FRAGMENTO SELECCIONADO:

Ahora tocaba mostrarlos al público.
Astrid no quería que el trabajo de sus alumnos quedara reducido a una simple proyección en clases, para luego perderse dentro de un disco duro. El cine era para ser visto y compartido, por lo que, como parte de su evaluación final, debían cumplir la siguiente etapa de su proceso como realizadores: la distribución.
Los jóvenes lograron un acuerdo con Teatrex, ubicado en la urbanización El Bosque, para organizar una función especial, además de conseguir el patrocinio de varias marcas. Una estudiante de otra sección se sumó también, luego de pedirle a Astrid permiso para proyectar junto a ellos su corto Nuestro último día.
Bautizaron al evento Roperó, una castellanización del término Wrap it up, empleado en el argot cinematográfico para referirse al momento en que una película termina sus filmaciones y está lista para empezar su posproducción.

TAREAS PENDIENTES:
(a) Enumere los nombres propios de persona, lugar, obra y evento que aparecen en el fragmento seleccionado, sin repetir ninguno.
(b) Transcriba del fragmento seleccionado todo el pasaje que va desde "Ahora tocaba mostrarlos" hasta "empezar su posproducción.".

DATOS DEL EJERCICIO:
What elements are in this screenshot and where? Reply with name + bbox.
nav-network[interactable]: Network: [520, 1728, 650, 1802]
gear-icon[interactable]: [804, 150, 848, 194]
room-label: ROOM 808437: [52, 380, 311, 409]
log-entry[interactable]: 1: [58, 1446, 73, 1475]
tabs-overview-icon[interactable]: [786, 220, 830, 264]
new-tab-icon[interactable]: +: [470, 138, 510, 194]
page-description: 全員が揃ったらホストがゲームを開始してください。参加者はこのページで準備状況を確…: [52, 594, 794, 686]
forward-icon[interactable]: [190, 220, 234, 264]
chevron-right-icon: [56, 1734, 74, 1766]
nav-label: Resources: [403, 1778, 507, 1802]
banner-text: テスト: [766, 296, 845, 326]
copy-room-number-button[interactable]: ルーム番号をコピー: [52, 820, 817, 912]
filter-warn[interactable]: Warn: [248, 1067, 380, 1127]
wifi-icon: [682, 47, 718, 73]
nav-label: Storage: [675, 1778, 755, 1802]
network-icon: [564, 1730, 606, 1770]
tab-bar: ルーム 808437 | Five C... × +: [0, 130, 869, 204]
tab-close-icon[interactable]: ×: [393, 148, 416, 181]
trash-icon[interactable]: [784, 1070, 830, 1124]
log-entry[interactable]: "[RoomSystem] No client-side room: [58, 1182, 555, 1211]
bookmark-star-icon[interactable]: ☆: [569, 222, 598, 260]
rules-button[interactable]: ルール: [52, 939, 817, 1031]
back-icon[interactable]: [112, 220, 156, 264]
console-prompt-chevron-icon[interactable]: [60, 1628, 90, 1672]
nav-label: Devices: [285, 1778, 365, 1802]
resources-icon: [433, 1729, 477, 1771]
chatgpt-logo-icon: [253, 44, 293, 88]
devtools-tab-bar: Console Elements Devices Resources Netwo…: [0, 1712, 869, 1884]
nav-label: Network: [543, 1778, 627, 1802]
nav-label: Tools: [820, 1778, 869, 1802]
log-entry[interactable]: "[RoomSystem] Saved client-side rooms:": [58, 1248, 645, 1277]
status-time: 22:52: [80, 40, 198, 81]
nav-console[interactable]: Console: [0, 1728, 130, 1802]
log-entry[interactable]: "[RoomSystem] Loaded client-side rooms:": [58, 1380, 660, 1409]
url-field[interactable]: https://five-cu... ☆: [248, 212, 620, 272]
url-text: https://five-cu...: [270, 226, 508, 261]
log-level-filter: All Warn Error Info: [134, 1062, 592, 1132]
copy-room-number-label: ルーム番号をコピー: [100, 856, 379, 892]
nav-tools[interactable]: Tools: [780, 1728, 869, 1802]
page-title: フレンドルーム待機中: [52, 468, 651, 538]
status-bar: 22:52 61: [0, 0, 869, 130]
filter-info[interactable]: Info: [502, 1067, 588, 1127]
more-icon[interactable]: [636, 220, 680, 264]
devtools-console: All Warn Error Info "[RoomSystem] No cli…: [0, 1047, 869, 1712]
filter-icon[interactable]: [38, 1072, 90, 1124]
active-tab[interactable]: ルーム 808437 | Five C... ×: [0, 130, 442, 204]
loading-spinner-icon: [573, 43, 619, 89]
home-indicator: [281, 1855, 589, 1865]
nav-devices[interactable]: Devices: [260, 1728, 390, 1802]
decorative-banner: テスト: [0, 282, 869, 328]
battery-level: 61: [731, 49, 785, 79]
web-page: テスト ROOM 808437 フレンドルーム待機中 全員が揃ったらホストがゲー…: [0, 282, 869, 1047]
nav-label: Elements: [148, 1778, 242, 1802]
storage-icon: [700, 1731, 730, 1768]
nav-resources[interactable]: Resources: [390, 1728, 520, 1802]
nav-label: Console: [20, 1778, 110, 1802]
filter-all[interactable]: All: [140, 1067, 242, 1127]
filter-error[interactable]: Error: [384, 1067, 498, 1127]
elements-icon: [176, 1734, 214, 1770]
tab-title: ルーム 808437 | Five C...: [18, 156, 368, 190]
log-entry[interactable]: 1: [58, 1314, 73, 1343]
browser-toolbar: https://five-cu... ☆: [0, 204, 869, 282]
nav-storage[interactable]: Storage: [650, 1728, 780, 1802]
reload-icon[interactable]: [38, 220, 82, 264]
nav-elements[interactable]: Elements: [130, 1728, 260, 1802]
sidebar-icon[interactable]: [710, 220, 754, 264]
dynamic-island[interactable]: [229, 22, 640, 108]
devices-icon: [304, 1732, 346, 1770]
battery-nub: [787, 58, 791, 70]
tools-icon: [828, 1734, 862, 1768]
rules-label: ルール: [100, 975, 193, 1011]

RESPUESTAS DEL EJERCICIO:
(a) Astrid, Teatrex, El Bosque, Nuestro último día, Roperó

(b)
Ahora tocaba mostrarlos al público.
Astrid no quería que el trabajo de sus alumnos quedara reducido a una simple proyección en clases, para luego perderse dentro de un disco duro. El cine era para ser visto y compartido, por lo que, como parte de su evaluación final, debían cumplir la siguiente etapa de su proceso como realizadores: la distribución.
Los jóvenes lograron un acuerdo con Teatrex, ubicado en la urbanización El Bosque, para organizar una función especial, además de conseguir el patrocinio de varias marcas. Una estudiante de otra sección se sumó también, luego de pedirle a Astrid permiso para proyectar junto a ellos su corto Nuestro último día.
Bautizaron al evento Roperó, una castellanización del término Wrap it up, empleado en el argot cinematográfico para referirse al momento en que una película termina sus filmaciones y está lista para empezar su posproducción.